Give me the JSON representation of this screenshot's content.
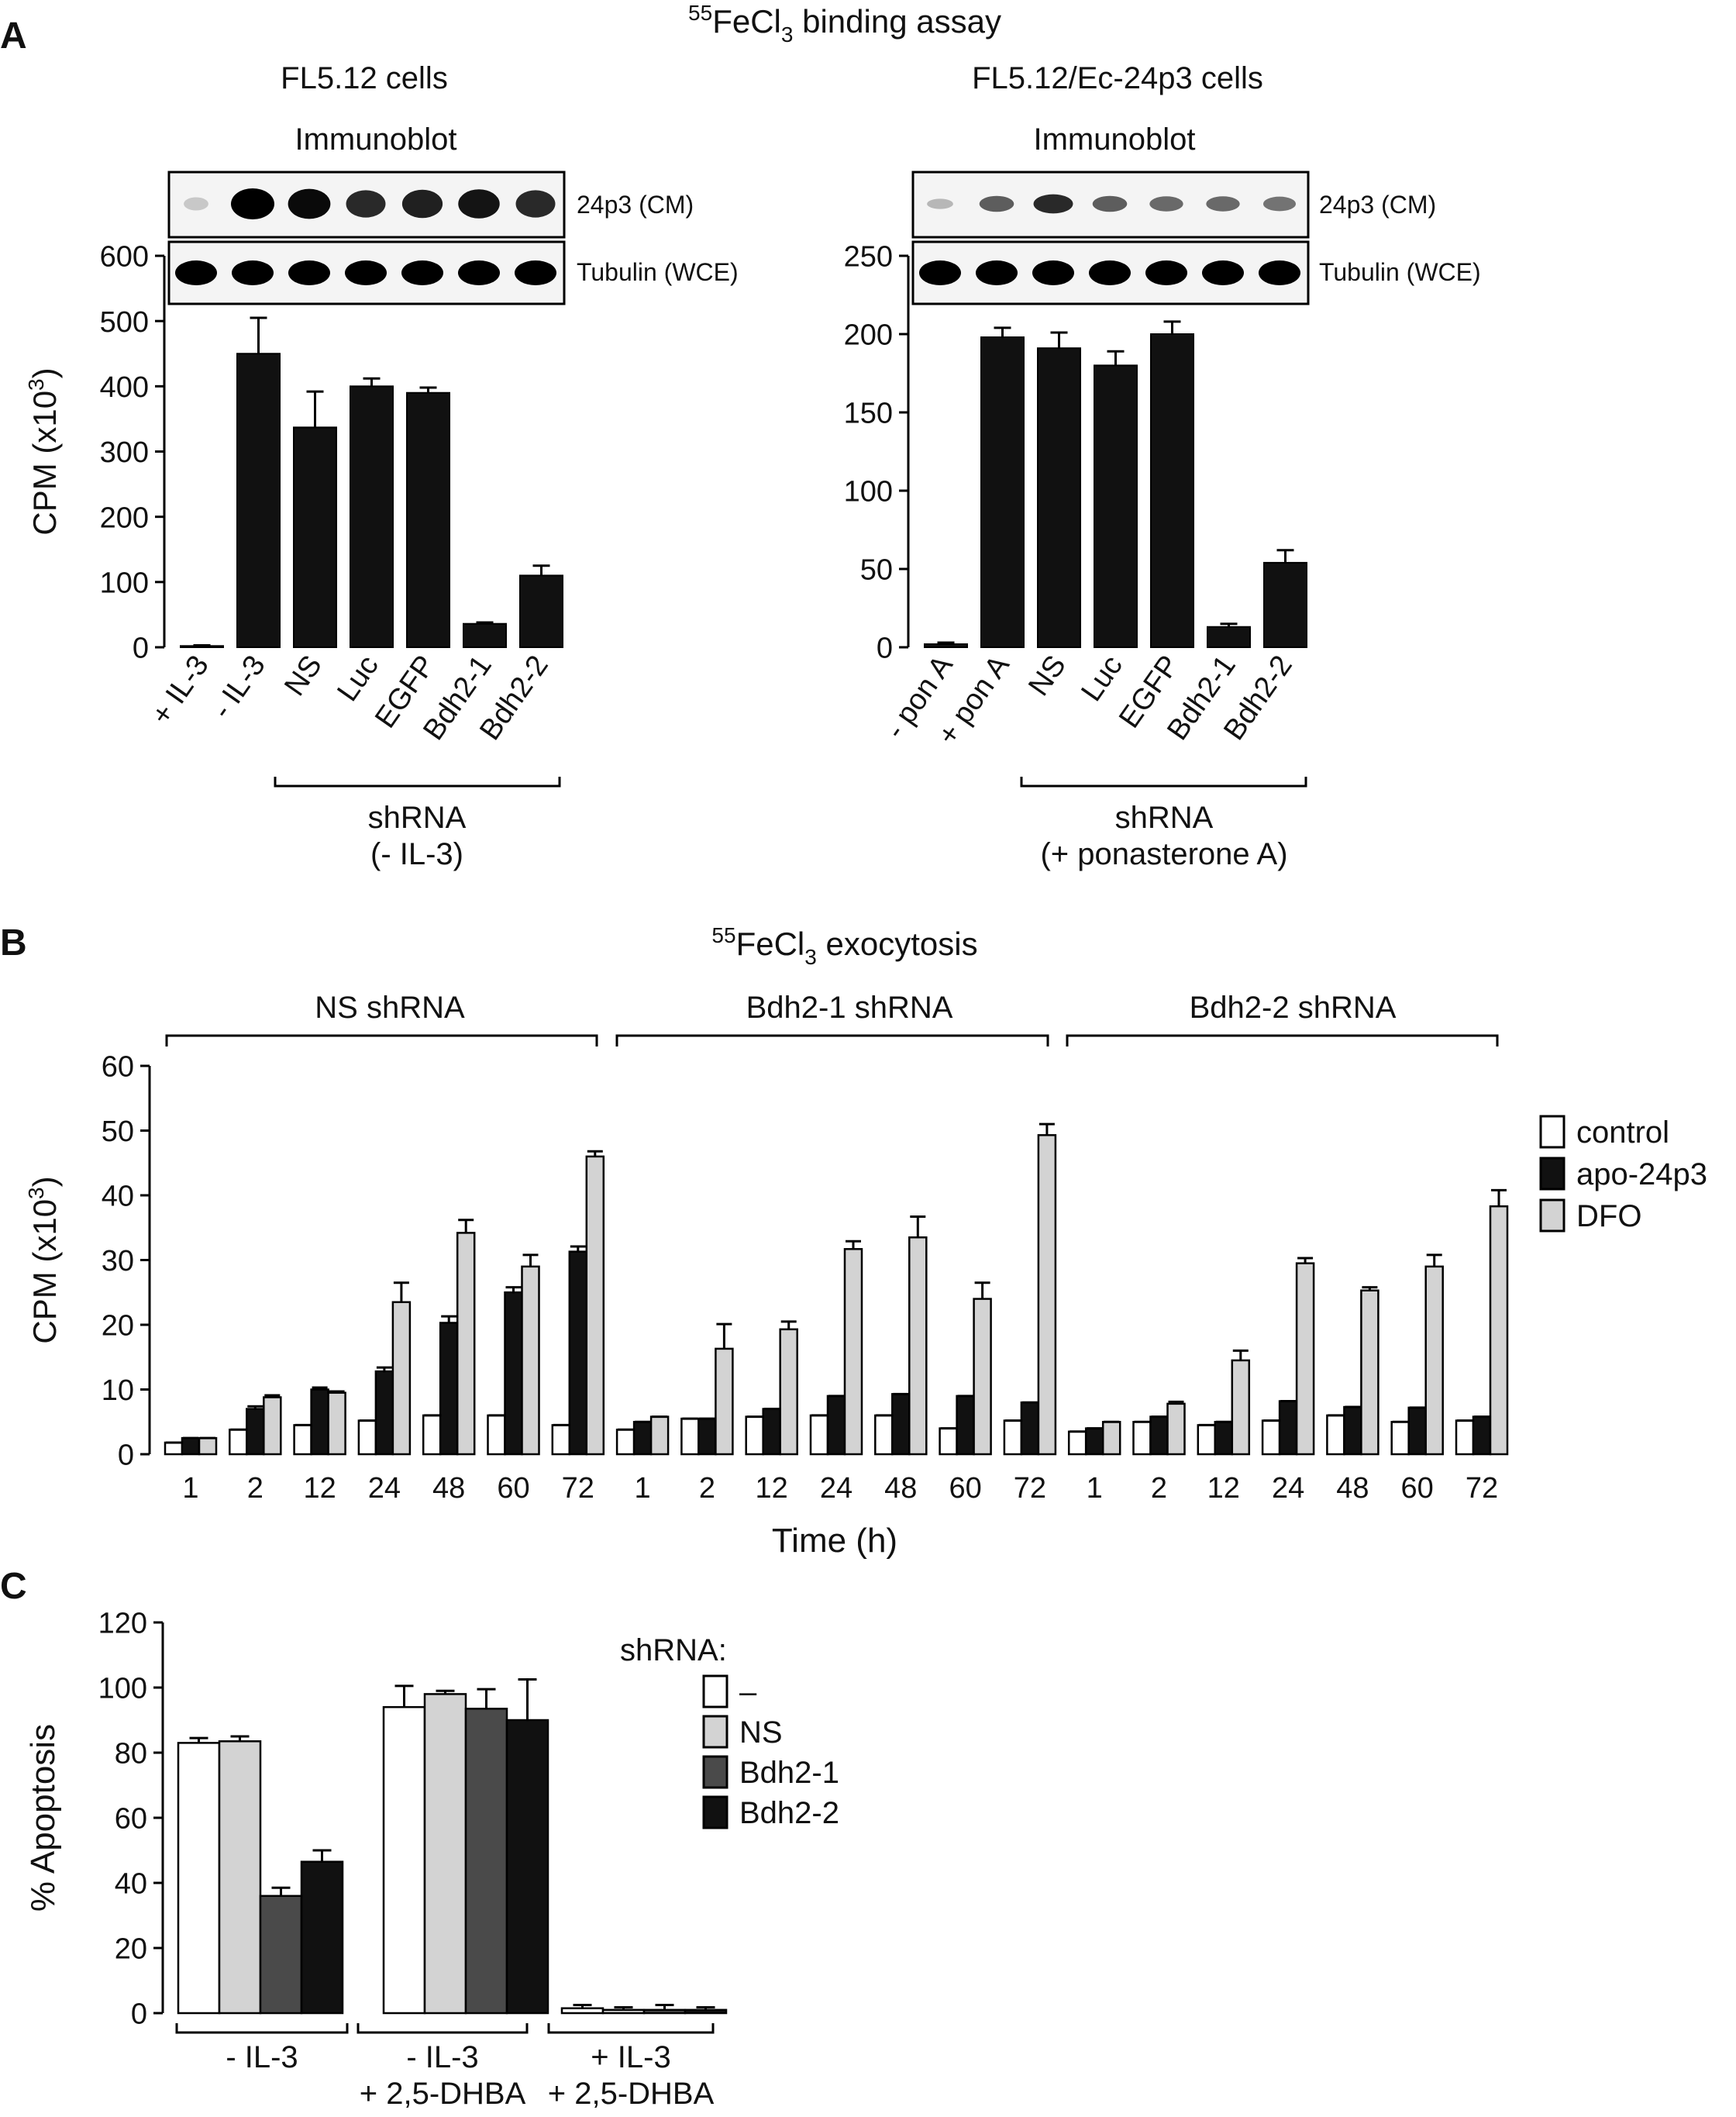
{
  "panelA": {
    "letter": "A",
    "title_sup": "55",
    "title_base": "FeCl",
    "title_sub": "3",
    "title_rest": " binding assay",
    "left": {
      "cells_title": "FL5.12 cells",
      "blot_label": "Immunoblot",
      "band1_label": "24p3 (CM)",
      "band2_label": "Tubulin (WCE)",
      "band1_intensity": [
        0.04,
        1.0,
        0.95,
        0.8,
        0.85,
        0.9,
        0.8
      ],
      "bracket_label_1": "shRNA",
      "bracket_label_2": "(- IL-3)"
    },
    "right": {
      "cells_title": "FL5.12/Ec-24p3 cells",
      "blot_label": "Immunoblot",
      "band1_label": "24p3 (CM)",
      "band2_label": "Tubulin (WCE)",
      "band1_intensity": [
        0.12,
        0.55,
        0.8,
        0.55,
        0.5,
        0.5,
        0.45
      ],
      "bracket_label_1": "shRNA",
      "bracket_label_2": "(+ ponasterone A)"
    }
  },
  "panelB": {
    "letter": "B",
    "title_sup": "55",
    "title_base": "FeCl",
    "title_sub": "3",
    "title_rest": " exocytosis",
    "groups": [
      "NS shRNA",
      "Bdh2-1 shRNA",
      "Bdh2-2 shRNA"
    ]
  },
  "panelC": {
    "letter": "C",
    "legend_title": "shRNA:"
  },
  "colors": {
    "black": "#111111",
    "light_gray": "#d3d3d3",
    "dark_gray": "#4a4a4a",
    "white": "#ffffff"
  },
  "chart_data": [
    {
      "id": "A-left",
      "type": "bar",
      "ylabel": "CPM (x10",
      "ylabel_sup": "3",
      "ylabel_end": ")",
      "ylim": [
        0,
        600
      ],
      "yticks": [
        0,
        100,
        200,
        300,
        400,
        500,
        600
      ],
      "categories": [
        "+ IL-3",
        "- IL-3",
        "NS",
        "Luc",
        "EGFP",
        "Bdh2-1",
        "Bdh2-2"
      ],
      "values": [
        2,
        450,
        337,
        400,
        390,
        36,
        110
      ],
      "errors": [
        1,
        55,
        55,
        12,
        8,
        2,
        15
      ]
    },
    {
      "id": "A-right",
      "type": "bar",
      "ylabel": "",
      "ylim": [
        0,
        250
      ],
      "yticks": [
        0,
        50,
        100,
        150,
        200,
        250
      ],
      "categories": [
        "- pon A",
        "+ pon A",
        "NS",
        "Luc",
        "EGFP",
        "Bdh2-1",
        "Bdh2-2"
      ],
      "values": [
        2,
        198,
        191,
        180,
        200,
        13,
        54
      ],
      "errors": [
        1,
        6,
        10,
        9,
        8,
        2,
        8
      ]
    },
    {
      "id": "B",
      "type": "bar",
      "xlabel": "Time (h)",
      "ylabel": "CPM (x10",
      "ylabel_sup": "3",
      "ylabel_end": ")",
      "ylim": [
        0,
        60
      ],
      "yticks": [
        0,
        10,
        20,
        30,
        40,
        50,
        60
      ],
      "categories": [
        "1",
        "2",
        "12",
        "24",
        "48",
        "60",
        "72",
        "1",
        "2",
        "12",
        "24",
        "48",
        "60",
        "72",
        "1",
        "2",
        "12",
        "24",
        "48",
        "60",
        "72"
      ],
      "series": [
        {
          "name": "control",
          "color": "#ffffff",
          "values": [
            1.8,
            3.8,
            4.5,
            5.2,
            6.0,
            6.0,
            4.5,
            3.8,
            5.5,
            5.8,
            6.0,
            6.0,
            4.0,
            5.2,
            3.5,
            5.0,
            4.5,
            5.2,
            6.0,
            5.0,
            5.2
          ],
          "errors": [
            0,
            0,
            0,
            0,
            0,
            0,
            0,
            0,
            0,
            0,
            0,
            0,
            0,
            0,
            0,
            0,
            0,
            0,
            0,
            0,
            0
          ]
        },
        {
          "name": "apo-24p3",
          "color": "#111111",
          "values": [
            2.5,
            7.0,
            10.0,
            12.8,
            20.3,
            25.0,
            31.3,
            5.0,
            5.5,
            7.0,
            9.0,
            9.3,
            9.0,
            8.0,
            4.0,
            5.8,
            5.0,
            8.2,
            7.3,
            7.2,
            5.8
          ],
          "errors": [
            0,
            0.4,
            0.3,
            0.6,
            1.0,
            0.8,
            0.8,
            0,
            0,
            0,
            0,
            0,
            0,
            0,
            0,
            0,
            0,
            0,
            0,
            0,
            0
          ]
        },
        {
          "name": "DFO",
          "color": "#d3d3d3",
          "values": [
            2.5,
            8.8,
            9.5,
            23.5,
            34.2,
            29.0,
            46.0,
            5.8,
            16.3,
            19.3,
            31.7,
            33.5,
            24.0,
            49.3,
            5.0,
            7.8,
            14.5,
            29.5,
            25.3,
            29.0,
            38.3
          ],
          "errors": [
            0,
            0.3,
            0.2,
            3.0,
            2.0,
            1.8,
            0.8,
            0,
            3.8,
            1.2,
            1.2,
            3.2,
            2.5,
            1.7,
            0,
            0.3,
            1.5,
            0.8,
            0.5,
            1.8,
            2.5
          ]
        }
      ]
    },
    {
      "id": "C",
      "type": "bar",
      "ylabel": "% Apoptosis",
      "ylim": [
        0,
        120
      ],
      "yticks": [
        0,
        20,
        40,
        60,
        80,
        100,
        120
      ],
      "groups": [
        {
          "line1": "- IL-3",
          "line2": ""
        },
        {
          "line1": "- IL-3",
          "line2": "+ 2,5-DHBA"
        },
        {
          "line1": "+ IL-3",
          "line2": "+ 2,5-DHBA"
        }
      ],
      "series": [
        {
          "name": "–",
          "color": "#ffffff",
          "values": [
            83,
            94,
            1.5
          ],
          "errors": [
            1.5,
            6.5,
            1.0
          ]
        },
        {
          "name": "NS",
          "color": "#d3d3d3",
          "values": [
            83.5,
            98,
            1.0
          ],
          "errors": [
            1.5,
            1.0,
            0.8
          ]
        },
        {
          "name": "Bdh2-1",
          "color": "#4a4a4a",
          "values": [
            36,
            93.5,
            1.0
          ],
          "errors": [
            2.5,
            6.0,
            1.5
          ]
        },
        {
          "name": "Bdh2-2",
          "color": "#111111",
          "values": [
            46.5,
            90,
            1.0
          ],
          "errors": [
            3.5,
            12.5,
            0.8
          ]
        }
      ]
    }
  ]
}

▬▬▬

▸ About this task: A faithful copy of all the entries is required, pictures excluded.

▸ Written reply:
Give me the JSON representation of this screenshot's content.
{
  "panelA": {
    "letter": "A",
    "title_sup": "55",
    "title_base": "FeCl",
    "title_sub": "3",
    "title_rest": " binding assay",
    "left": {
      "cells_title": "FL5.12 cells",
      "blot_label": "Immunoblot",
      "band1_label": "24p3 (CM)",
      "band2_label": "Tubulin (WCE)",
      "band1_intensity": [
        0.04,
        1.0,
        0.95,
        0.8,
        0.85,
        0.9,
        0.8
      ],
      "bracket_label_1": "shRNA",
      "bracket_label_2": "(- IL-3)"
    },
    "right": {
      "cells_title": "FL5.12/Ec-24p3 cells",
      "blot_label": "Immunoblot",
      "band1_label": "24p3 (CM)",
      "band2_label": "Tubulin (WCE)",
      "band1_intensity": [
        0.12,
        0.55,
        0.8,
        0.55,
        0.5,
        0.5,
        0.45
      ],
      "bracket_label_1": "shRNA",
      "bracket_label_2": "(+ ponasterone A)"
    }
  },
  "panelB": {
    "letter": "B",
    "title_sup": "55",
    "title_base": "FeCl",
    "title_sub": "3",
    "title_rest": " exocytosis",
    "groups": [
      "NS shRNA",
      "Bdh2-1 shRNA",
      "Bdh2-2 shRNA"
    ]
  },
  "panelC": {
    "letter": "C",
    "legend_title": "shRNA:"
  },
  "colors": {
    "black": "#111111",
    "light_gray": "#d3d3d3",
    "dark_gray": "#4a4a4a",
    "white": "#ffffff"
  },
  "chart_data": [
    {
      "id": "A-left",
      "type": "bar",
      "ylabel": "CPM (x10",
      "ylabel_sup": "3",
      "ylabel_end": ")",
      "ylim": [
        0,
        600
      ],
      "yticks": [
        0,
        100,
        200,
        300,
        400,
        500,
        600
      ],
      "categories": [
        "+ IL-3",
        "- IL-3",
        "NS",
        "Luc",
        "EGFP",
        "Bdh2-1",
        "Bdh2-2"
      ],
      "values": [
        2,
        450,
        337,
        400,
        390,
        36,
        110
      ],
      "errors": [
        1,
        55,
        55,
        12,
        8,
        2,
        15
      ]
    },
    {
      "id": "A-right",
      "type": "bar",
      "ylabel": "",
      "ylim": [
        0,
        250
      ],
      "yticks": [
        0,
        50,
        100,
        150,
        200,
        250
      ],
      "categories": [
        "- pon A",
        "+ pon A",
        "NS",
        "Luc",
        "EGFP",
        "Bdh2-1",
        "Bdh2-2"
      ],
      "values": [
        2,
        198,
        191,
        180,
        200,
        13,
        54
      ],
      "errors": [
        1,
        6,
        10,
        9,
        8,
        2,
        8
      ]
    },
    {
      "id": "B",
      "type": "bar",
      "xlabel": "Time (h)",
      "ylabel": "CPM (x10",
      "ylabel_sup": "3",
      "ylabel_end": ")",
      "ylim": [
        0,
        60
      ],
      "yticks": [
        0,
        10,
        20,
        30,
        40,
        50,
        60
      ],
      "categories": [
        "1",
        "2",
        "12",
        "24",
        "48",
        "60",
        "72",
        "1",
        "2",
        "12",
        "24",
        "48",
        "60",
        "72",
        "1",
        "2",
        "12",
        "24",
        "48",
        "60",
        "72"
      ],
      "series": [
        {
          "name": "control",
          "color": "#ffffff",
          "values": [
            1.8,
            3.8,
            4.5,
            5.2,
            6.0,
            6.0,
            4.5,
            3.8,
            5.5,
            5.8,
            6.0,
            6.0,
            4.0,
            5.2,
            3.5,
            5.0,
            4.5,
            5.2,
            6.0,
            5.0,
            5.2
          ],
          "errors": [
            0,
            0,
            0,
            0,
            0,
            0,
            0,
            0,
            0,
            0,
            0,
            0,
            0,
            0,
            0,
            0,
            0,
            0,
            0,
            0,
            0
          ]
        },
        {
          "name": "apo-24p3",
          "color": "#111111",
          "values": [
            2.5,
            7.0,
            10.0,
            12.8,
            20.3,
            25.0,
            31.3,
            5.0,
            5.5,
            7.0,
            9.0,
            9.3,
            9.0,
            8.0,
            4.0,
            5.8,
            5.0,
            8.2,
            7.3,
            7.2,
            5.8
          ],
          "errors": [
            0,
            0.4,
            0.3,
            0.6,
            1.0,
            0.8,
            0.8,
            0,
            0,
            0,
            0,
            0,
            0,
            0,
            0,
            0,
            0,
            0,
            0,
            0,
            0
          ]
        },
        {
          "name": "DFO",
          "color": "#d3d3d3",
          "values": [
            2.5,
            8.8,
            9.5,
            23.5,
            34.2,
            29.0,
            46.0,
            5.8,
            16.3,
            19.3,
            31.7,
            33.5,
            24.0,
            49.3,
            5.0,
            7.8,
            14.5,
            29.5,
            25.3,
            29.0,
            38.3
          ],
          "errors": [
            0,
            0.3,
            0.2,
            3.0,
            2.0,
            1.8,
            0.8,
            0,
            3.8,
            1.2,
            1.2,
            3.2,
            2.5,
            1.7,
            0,
            0.3,
            1.5,
            0.8,
            0.5,
            1.8,
            2.5
          ]
        }
      ]
    },
    {
      "id": "C",
      "type": "bar",
      "ylabel": "% Apoptosis",
      "ylim": [
        0,
        120
      ],
      "yticks": [
        0,
        20,
        40,
        60,
        80,
        100,
        120
      ],
      "groups": [
        {
          "line1": "- IL-3",
          "line2": ""
        },
        {
          "line1": "- IL-3",
          "line2": "+ 2,5-DHBA"
        },
        {
          "line1": "+ IL-3",
          "line2": "+ 2,5-DHBA"
        }
      ],
      "series": [
        {
          "name": "–",
          "color": "#ffffff",
          "values": [
            83,
            94,
            1.5
          ],
          "errors": [
            1.5,
            6.5,
            1.0
          ]
        },
        {
          "name": "NS",
          "color": "#d3d3d3",
          "values": [
            83.5,
            98,
            1.0
          ],
          "errors": [
            1.5,
            1.0,
            0.8
          ]
        },
        {
          "name": "Bdh2-1",
          "color": "#4a4a4a",
          "values": [
            36,
            93.5,
            1.0
          ],
          "errors": [
            2.5,
            6.0,
            1.5
          ]
        },
        {
          "name": "Bdh2-2",
          "color": "#111111",
          "values": [
            46.5,
            90,
            1.0
          ],
          "errors": [
            3.5,
            12.5,
            0.8
          ]
        }
      ]
    }
  ]
}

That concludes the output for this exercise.